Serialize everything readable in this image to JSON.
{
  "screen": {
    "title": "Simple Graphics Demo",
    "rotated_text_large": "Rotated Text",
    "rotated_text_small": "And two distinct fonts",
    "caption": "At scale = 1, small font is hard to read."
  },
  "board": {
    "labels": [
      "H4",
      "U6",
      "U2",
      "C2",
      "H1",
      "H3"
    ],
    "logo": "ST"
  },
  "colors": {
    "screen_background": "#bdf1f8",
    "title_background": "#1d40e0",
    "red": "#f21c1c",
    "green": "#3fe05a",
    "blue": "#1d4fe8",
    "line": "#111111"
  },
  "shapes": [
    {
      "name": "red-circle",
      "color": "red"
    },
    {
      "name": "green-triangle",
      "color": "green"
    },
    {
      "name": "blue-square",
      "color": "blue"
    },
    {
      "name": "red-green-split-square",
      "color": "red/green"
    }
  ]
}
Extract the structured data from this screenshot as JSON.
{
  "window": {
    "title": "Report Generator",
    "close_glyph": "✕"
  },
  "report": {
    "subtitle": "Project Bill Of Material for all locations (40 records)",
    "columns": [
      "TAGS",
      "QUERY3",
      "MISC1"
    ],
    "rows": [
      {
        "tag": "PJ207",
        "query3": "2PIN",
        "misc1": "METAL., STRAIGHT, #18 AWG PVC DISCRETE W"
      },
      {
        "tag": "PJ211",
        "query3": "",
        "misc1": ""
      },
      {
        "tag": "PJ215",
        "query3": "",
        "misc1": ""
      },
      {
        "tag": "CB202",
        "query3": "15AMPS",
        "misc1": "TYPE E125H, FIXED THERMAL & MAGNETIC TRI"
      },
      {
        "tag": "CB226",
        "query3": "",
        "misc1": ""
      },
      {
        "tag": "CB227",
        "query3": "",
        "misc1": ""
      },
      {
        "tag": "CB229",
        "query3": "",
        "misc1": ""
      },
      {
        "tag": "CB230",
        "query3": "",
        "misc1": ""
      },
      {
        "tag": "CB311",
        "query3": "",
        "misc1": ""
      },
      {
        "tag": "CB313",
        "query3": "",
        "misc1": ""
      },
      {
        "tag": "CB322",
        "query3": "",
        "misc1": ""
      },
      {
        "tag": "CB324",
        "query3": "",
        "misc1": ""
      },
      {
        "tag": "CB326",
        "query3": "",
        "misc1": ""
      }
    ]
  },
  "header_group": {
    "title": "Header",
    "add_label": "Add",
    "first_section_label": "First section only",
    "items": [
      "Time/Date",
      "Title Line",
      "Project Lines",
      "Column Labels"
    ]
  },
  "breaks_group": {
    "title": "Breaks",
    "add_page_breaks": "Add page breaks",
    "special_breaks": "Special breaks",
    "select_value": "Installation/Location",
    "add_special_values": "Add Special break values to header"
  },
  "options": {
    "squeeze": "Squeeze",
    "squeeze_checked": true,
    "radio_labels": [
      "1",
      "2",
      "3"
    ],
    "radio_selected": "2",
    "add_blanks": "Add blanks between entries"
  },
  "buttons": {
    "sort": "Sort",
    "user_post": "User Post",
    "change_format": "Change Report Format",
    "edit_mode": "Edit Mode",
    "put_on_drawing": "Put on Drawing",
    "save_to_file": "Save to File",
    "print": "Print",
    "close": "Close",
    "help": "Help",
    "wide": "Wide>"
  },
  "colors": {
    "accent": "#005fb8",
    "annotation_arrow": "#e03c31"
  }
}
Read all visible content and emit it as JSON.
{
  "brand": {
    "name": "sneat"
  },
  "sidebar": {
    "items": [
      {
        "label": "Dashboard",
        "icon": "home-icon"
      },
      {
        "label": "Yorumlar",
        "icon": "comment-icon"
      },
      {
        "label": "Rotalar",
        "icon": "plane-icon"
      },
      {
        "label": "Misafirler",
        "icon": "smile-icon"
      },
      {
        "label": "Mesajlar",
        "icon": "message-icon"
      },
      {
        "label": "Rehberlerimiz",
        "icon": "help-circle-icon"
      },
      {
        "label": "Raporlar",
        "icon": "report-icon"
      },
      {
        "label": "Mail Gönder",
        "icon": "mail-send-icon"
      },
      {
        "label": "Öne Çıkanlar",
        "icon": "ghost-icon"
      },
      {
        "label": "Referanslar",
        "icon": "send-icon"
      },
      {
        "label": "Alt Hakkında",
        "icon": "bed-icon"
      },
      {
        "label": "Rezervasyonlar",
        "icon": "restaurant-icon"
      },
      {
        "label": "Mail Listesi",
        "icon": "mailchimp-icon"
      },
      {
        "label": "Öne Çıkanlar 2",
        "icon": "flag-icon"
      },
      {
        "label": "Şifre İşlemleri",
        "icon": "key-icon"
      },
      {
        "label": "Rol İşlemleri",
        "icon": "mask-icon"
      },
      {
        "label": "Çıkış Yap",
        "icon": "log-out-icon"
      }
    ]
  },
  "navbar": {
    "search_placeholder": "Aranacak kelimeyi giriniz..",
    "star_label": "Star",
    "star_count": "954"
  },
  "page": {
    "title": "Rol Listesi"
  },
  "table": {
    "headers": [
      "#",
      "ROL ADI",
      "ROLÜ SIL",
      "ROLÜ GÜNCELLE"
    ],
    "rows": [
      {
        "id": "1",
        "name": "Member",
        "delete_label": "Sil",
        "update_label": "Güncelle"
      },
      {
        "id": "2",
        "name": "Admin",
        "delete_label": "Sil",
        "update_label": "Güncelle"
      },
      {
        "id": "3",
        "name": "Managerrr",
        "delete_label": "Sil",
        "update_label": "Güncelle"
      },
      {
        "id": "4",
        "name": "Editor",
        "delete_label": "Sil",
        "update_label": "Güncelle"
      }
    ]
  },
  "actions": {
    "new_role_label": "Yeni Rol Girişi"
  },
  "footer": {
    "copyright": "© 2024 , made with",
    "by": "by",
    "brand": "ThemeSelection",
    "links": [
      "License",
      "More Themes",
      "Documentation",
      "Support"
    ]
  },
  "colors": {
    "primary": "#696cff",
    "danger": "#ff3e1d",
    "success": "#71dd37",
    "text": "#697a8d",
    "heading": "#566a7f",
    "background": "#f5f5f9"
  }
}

※

[What needs to be done]
Write the listing out again, exactly as it reads.

[Exercise solution]
Serialize everything readable in this image to JSON.
{
  "screen": {
    "title": "Simple Graphics Demo",
    "rotated_text_large": "Rotated Text",
    "rotated_text_small": "And two distinct fonts",
    "caption": "At scale = 1, small font is hard to read."
  },
  "board": {
    "labels": [
      "H4",
      "U6",
      "U2",
      "C2",
      "H1",
      "H3"
    ],
    "logo": "ST"
  },
  "colors": {
    "screen_background": "#bdf1f8",
    "title_background": "#1d40e0",
    "red": "#f21c1c",
    "green": "#3fe05a",
    "blue": "#1d4fe8",
    "line": "#111111"
  },
  "shapes": [
    {
      "name": "red-circle",
      "color": "red"
    },
    {
      "name": "green-triangle",
      "color": "green"
    },
    {
      "name": "blue-square",
      "color": "blue"
    },
    {
      "name": "red-green-split-square",
      "color": "red/green"
    }
  ]
}
Extract the structured data from this screenshot as JSON.
{
  "window": {
    "title": "Report Generator",
    "close_glyph": "✕"
  },
  "report": {
    "subtitle": "Project Bill Of Material for all locations (40 records)",
    "columns": [
      "TAGS",
      "QUERY3",
      "MISC1"
    ],
    "rows": [
      {
        "tag": "PJ207",
        "query3": "2PIN",
        "misc1": "METAL., STRAIGHT, #18 AWG PVC DISCRETE W"
      },
      {
        "tag": "PJ211",
        "query3": "",
        "misc1": ""
      },
      {
        "tag": "PJ215",
        "query3": "",
        "misc1": ""
      },
      {
        "tag": "CB202",
        "query3": "15AMPS",
        "misc1": "TYPE E125H, FIXED THERMAL & MAGNETIC TRI"
      },
      {
        "tag": "CB226",
        "query3": "",
        "misc1": ""
      },
      {
        "tag": "CB227",
        "query3": "",
        "misc1": ""
      },
      {
        "tag": "CB229",
        "query3": "",
        "misc1": ""
      },
      {
        "tag": "CB230",
        "query3": "",
        "misc1": ""
      },
      {
        "tag": "CB311",
        "query3": "",
        "misc1": ""
      },
      {
        "tag": "CB313",
        "query3": "",
        "misc1": ""
      },
      {
        "tag": "CB322",
        "query3": "",
        "misc1": ""
      },
      {
        "tag": "CB324",
        "query3": "",
        "misc1": ""
      },
      {
        "tag": "CB326",
        "query3": "",
        "misc1": ""
      }
    ]
  },
  "header_group": {
    "title": "Header",
    "add_label": "Add",
    "first_section_label": "First section only",
    "items": [
      "Time/Date",
      "Title Line",
      "Project Lines",
      "Column Labels"
    ]
  },
  "breaks_group": {
    "title": "Breaks",
    "add_page_breaks": "Add page breaks",
    "special_breaks": "Special breaks",
    "select_value": "Installation/Location",
    "add_special_values": "Add Special break values to header"
  },
  "options": {
    "squeeze": "Squeeze",
    "squeeze_checked": true,
    "radio_labels": [
      "1",
      "2",
      "3"
    ],
    "radio_selected": "2",
    "add_blanks": "Add blanks between entries"
  },
  "buttons": {
    "sort": "Sort",
    "user_post": "User Post",
    "change_format": "Change Report Format",
    "edit_mode": "Edit Mode",
    "put_on_drawing": "Put on Drawing",
    "save_to_file": "Save to File",
    "print": "Print",
    "close": "Close",
    "help": "Help",
    "wide": "Wide>"
  },
  "colors": {
    "accent": "#005fb8",
    "annotation_arrow": "#e03c31"
  }
}
Read all visible content and emit it as JSON.
{
  "brand": {
    "name": "sneat"
  },
  "sidebar": {
    "items": [
      {
        "label": "Dashboard",
        "icon": "home-icon"
      },
      {
        "label": "Yorumlar",
        "icon": "comment-icon"
      },
      {
        "label": "Rotalar",
        "icon": "plane-icon"
      },
      {
        "label": "Misafirler",
        "icon": "smile-icon"
      },
      {
        "label": "Mesajlar",
        "icon": "message-icon"
      },
      {
        "label": "Rehberlerimiz",
        "icon": "help-circle-icon"
      },
      {
        "label": "Raporlar",
        "icon": "report-icon"
      },
      {
        "label": "Mail Gönder",
        "icon": "mail-send-icon"
      },
      {
        "label": "Öne Çıkanlar",
        "icon": "ghost-icon"
      },
      {
        "label": "Referanslar",
        "icon": "send-icon"
      },
      {
        "label": "Alt Hakkında",
        "icon": "bed-icon"
      },
      {
        "label": "Rezervasyonlar",
        "icon": "restaurant-icon"
      },
      {
        "label": "Mail Listesi",
        "icon": "mailchimp-icon"
      },
      {
        "label": "Öne Çıkanlar 2",
        "icon": "flag-icon"
      },
      {
        "label": "Şifre İşlemleri",
        "icon": "key-icon"
      },
      {
        "label": "Rol İşlemleri",
        "icon": "mask-icon"
      },
      {
        "label": "Çıkış Yap",
        "icon": "log-out-icon"
      }
    ]
  },
  "navbar": {
    "search_placeholder": "Aranacak kelimeyi giriniz..",
    "star_label": "Star",
    "star_count": "954"
  },
  "page": {
    "title": "Rol Listesi"
  },
  "table": {
    "headers": [
      "#",
      "ROL ADI",
      "ROLÜ SIL",
      "ROLÜ GÜNCELLE"
    ],
    "rows": [
      {
        "id": "1",
        "name": "Member",
        "delete_label": "Sil",
        "update_label": "Güncelle"
      },
      {
        "id": "2",
        "name": "Admin",
        "delete_label": "Sil",
        "update_label": "Güncelle"
      },
      {
        "id": "3",
        "name": "Managerrr",
        "delete_label": "Sil",
        "update_label": "Güncelle"
      },
      {
        "id": "4",
        "name": "Editor",
        "delete_label": "Sil",
        "update_label": "Güncelle"
      }
    ]
  },
  "actions": {
    "new_role_label": "Yeni Rol Girişi"
  },
  "footer": {
    "copyright": "© 2024 , made with",
    "by": "by",
    "brand": "ThemeSelection",
    "links": [
      "License",
      "More Themes",
      "Documentation",
      "Support"
    ]
  },
  "colors": {
    "primary": "#696cff",
    "danger": "#ff3e1d",
    "success": "#71dd37",
    "text": "#697a8d",
    "heading": "#566a7f",
    "background": "#f5f5f9"
  }
}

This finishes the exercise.